### AVAILABLE RECORDS ###
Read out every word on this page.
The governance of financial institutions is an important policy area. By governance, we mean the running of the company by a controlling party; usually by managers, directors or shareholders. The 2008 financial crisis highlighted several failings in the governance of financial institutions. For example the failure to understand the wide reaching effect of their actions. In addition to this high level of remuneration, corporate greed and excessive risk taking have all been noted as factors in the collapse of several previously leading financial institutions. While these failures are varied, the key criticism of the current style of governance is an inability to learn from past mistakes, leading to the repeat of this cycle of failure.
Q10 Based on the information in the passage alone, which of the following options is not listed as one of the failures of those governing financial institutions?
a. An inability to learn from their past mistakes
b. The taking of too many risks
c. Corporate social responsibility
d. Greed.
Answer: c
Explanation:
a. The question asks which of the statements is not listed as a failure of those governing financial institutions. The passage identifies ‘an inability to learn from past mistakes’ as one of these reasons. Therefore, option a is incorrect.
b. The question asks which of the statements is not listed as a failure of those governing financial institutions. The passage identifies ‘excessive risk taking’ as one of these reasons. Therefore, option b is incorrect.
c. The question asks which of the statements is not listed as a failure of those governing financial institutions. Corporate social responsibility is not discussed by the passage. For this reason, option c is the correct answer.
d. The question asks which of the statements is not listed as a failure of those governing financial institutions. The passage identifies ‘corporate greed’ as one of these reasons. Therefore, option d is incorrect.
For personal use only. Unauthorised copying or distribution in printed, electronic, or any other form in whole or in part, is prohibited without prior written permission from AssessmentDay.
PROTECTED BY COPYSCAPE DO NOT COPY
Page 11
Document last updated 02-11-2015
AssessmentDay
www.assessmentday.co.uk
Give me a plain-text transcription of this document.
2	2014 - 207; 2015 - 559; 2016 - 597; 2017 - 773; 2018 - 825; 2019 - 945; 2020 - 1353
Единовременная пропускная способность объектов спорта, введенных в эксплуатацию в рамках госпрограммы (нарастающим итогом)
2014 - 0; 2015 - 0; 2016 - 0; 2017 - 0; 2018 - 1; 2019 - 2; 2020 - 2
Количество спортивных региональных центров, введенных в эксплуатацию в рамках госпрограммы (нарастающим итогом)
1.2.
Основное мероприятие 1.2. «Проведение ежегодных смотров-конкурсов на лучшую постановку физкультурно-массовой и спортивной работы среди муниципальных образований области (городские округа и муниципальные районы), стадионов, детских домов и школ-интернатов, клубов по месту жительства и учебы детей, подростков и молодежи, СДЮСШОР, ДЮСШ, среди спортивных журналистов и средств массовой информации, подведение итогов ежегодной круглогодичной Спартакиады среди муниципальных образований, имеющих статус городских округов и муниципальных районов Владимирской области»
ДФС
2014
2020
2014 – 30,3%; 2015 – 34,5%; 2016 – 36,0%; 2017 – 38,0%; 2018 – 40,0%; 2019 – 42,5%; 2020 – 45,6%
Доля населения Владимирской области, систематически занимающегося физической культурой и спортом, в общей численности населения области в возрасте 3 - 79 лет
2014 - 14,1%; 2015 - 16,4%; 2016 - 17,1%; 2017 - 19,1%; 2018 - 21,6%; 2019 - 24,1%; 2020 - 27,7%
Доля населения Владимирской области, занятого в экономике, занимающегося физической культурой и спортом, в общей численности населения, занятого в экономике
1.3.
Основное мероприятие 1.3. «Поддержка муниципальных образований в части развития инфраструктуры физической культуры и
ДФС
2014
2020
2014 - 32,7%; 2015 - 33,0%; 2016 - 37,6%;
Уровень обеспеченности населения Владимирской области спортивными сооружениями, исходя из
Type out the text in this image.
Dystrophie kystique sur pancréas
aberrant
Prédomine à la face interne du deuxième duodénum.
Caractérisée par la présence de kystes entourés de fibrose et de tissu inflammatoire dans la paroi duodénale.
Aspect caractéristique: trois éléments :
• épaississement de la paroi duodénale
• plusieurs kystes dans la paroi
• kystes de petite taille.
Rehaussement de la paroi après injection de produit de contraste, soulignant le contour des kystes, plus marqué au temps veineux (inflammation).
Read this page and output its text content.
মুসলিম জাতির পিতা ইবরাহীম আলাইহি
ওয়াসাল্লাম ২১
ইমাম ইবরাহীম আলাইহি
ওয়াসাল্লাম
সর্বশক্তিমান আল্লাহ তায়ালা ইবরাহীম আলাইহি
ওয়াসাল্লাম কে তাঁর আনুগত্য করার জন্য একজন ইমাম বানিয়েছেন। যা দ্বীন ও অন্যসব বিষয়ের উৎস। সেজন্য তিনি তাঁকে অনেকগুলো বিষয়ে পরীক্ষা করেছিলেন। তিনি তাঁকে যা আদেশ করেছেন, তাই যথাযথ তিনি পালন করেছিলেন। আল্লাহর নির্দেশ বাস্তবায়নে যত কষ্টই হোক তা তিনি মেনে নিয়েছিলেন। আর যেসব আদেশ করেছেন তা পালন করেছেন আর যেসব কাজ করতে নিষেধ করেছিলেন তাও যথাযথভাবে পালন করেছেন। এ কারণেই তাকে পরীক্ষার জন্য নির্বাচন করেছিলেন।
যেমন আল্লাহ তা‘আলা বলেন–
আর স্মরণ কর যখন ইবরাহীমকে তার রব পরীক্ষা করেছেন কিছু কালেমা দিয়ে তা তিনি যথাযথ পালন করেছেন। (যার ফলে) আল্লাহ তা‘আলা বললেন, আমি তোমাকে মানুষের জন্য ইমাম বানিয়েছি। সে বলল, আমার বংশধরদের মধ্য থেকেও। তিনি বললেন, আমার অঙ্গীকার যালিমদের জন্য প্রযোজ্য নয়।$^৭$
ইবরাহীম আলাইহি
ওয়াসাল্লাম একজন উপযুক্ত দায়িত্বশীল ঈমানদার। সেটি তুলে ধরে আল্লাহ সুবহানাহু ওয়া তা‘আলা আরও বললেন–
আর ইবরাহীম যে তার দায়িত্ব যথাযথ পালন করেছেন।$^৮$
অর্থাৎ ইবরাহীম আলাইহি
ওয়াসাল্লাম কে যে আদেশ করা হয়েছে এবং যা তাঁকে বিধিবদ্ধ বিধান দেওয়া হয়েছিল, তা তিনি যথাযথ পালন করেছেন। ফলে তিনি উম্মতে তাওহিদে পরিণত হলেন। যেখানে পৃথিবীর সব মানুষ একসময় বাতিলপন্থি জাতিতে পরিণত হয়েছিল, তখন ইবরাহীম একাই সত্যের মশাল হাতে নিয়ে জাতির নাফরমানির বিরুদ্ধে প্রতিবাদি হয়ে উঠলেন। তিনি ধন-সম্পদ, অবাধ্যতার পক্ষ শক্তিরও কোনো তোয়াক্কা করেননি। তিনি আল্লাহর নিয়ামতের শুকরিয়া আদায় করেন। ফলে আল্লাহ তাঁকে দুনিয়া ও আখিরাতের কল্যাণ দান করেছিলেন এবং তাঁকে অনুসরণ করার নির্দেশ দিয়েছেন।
###
In the entries above, find every line with the word "Read" and list it.

Read out every word on this page.
Read this page and output its text content.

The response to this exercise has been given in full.